**Your goal:** The records below are to be copied word for word, with every picture left out.

☆ ☆ ☆

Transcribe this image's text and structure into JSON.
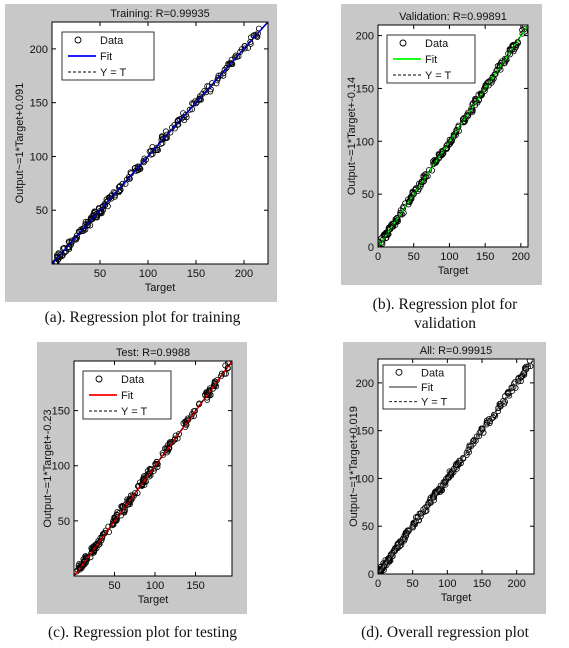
{
  "chart_data": [
    {
      "type": "scatter",
      "title": "Training: R=0.99935",
      "xlabel": "Target",
      "ylabel": "Output~=1*Target+0.091",
      "xlim": [
        0,
        225
      ],
      "ylim": [
        0,
        225
      ],
      "xticks": [
        50,
        100,
        150,
        200
      ],
      "yticks": [
        50,
        100,
        150,
        200
      ],
      "legend": [
        "Data",
        "Fit",
        "Y = T"
      ],
      "legend_position": "top-left",
      "fit_color": "#0000ff",
      "fit": {
        "slope": 1,
        "intercept": 0.091
      },
      "point_range": [
        3,
        220
      ],
      "grid": false,
      "caption": "(a). Regression plot for training"
    },
    {
      "type": "scatter",
      "title": "Validation: R=0.99891",
      "xlabel": "Target",
      "ylabel": "Output~=1*Target+-0.14",
      "xlim": [
        0,
        210
      ],
      "ylim": [
        0,
        210
      ],
      "xticks": [
        0,
        50,
        100,
        150,
        200
      ],
      "yticks": [
        0,
        50,
        100,
        150,
        200
      ],
      "legend": [
        "Data",
        "Fit",
        "Y = T"
      ],
      "legend_position": "top-left",
      "fit_color": "#00ff00",
      "fit": {
        "slope": 1,
        "intercept": -0.14
      },
      "point_range": [
        0,
        207
      ],
      "grid": false,
      "caption": "(b). Regression plot for validation"
    },
    {
      "type": "scatter",
      "title": "Test: R=0.9988",
      "xlabel": "Target",
      "ylabel": "Output~=1*Target+-0.23",
      "xlim": [
        0,
        195
      ],
      "ylim": [
        0,
        195
      ],
      "xticks": [
        50,
        100,
        150
      ],
      "yticks": [
        50,
        100,
        150
      ],
      "legend": [
        "Data",
        "Fit",
        "Y = T"
      ],
      "legend_position": "top-left",
      "fit_color": "#ff0000",
      "fit": {
        "slope": 1,
        "intercept": -0.23
      },
      "point_range": [
        3,
        192
      ],
      "grid": false,
      "caption": "(c). Regression plot for testing"
    },
    {
      "type": "scatter",
      "title": "All: R=0.99915",
      "xlabel": "Target",
      "ylabel": "Output~=1*Target+0.019",
      "xlim": [
        0,
        225
      ],
      "ylim": [
        0,
        225
      ],
      "xticks": [
        0,
        50,
        100,
        150,
        200
      ],
      "yticks": [
        0,
        50,
        100,
        150,
        200
      ],
      "legend": [
        "Data",
        "Fit",
        "Y = T"
      ],
      "legend_position": "top-left",
      "fit_color": "#808080",
      "fit": {
        "slope": 1,
        "intercept": 0.019
      },
      "point_range": [
        0,
        220
      ],
      "grid": false,
      "caption": "(d). Overall regression plot"
    }
  ]
}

☆ ☆ ☆

**Full answer:**
Transcribe this image's text and structure into JSON.
{
  "chart_data": [
    {
      "type": "scatter",
      "title": "Training: R=0.99935",
      "xlabel": "Target",
      "ylabel": "Output~=1*Target+0.091",
      "xlim": [
        0,
        225
      ],
      "ylim": [
        0,
        225
      ],
      "xticks": [
        50,
        100,
        150,
        200
      ],
      "yticks": [
        50,
        100,
        150,
        200
      ],
      "legend": [
        "Data",
        "Fit",
        "Y = T"
      ],
      "legend_position": "top-left",
      "fit_color": "#0000ff",
      "fit": {
        "slope": 1,
        "intercept": 0.091
      },
      "point_range": [
        3,
        220
      ],
      "grid": false,
      "caption": "(a). Regression plot for training"
    },
    {
      "type": "scatter",
      "title": "Validation: R=0.99891",
      "xlabel": "Target",
      "ylabel": "Output~=1*Target+-0.14",
      "xlim": [
        0,
        210
      ],
      "ylim": [
        0,
        210
      ],
      "xticks": [
        0,
        50,
        100,
        150,
        200
      ],
      "yticks": [
        0,
        50,
        100,
        150,
        200
      ],
      "legend": [
        "Data",
        "Fit",
        "Y = T"
      ],
      "legend_position": "top-left",
      "fit_color": "#00ff00",
      "fit": {
        "slope": 1,
        "intercept": -0.14
      },
      "point_range": [
        0,
        207
      ],
      "grid": false,
      "caption": "(b). Regression plot for validation"
    },
    {
      "type": "scatter",
      "title": "Test: R=0.9988",
      "xlabel": "Target",
      "ylabel": "Output~=1*Target+-0.23",
      "xlim": [
        0,
        195
      ],
      "ylim": [
        0,
        195
      ],
      "xticks": [
        50,
        100,
        150
      ],
      "yticks": [
        50,
        100,
        150
      ],
      "legend": [
        "Data",
        "Fit",
        "Y = T"
      ],
      "legend_position": "top-left",
      "fit_color": "#ff0000",
      "fit": {
        "slope": 1,
        "intercept": -0.23
      },
      "point_range": [
        3,
        192
      ],
      "grid": false,
      "caption": "(c). Regression plot for testing"
    },
    {
      "type": "scatter",
      "title": "All: R=0.99915",
      "xlabel": "Target",
      "ylabel": "Output~=1*Target+0.019",
      "xlim": [
        0,
        225
      ],
      "ylim": [
        0,
        225
      ],
      "xticks": [
        0,
        50,
        100,
        150,
        200
      ],
      "yticks": [
        0,
        50,
        100,
        150,
        200
      ],
      "legend": [
        "Data",
        "Fit",
        "Y = T"
      ],
      "legend_position": "top-left",
      "fit_color": "#808080",
      "fit": {
        "slope": 1,
        "intercept": 0.019
      },
      "point_range": [
        0,
        220
      ],
      "grid": false,
      "caption": "(d). Overall regression plot"
    }
  ]
}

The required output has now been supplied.